Exercise details:
Every entry below must appear again, exactly as written.

· · · · · · ·

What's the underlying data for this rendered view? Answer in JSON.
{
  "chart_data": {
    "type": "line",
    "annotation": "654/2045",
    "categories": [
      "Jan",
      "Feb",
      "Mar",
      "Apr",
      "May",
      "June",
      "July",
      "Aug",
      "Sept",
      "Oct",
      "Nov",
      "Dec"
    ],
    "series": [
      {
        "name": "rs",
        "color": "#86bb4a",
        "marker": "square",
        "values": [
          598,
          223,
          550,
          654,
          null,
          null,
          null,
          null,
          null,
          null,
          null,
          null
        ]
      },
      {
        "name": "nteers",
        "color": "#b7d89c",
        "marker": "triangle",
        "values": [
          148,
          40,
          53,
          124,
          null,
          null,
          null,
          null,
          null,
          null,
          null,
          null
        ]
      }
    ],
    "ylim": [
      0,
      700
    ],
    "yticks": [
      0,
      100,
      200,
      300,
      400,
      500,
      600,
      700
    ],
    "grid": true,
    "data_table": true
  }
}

· · · · · · ·

Finished exercise:
What's the underlying data for this rendered view? Answer in JSON.
{
  "chart_data": {
    "type": "line",
    "annotation": "654/2045",
    "categories": [
      "Jan",
      "Feb",
      "Mar",
      "Apr",
      "May",
      "June",
      "July",
      "Aug",
      "Sept",
      "Oct",
      "Nov",
      "Dec"
    ],
    "series": [
      {
        "name": "rs",
        "color": "#86bb4a",
        "marker": "square",
        "values": [
          598,
          223,
          550,
          654,
          null,
          null,
          null,
          null,
          null,
          null,
          null,
          null
        ]
      },
      {
        "name": "nteers",
        "color": "#b7d89c",
        "marker": "triangle",
        "values": [
          148,
          40,
          53,
          124,
          null,
          null,
          null,
          null,
          null,
          null,
          null,
          null
        ]
      }
    ],
    "ylim": [
      0,
      700
    ],
    "yticks": [
      0,
      100,
      200,
      300,
      400,
      500,
      600,
      700
    ],
    "grid": true,
    "data_table": true
  }
}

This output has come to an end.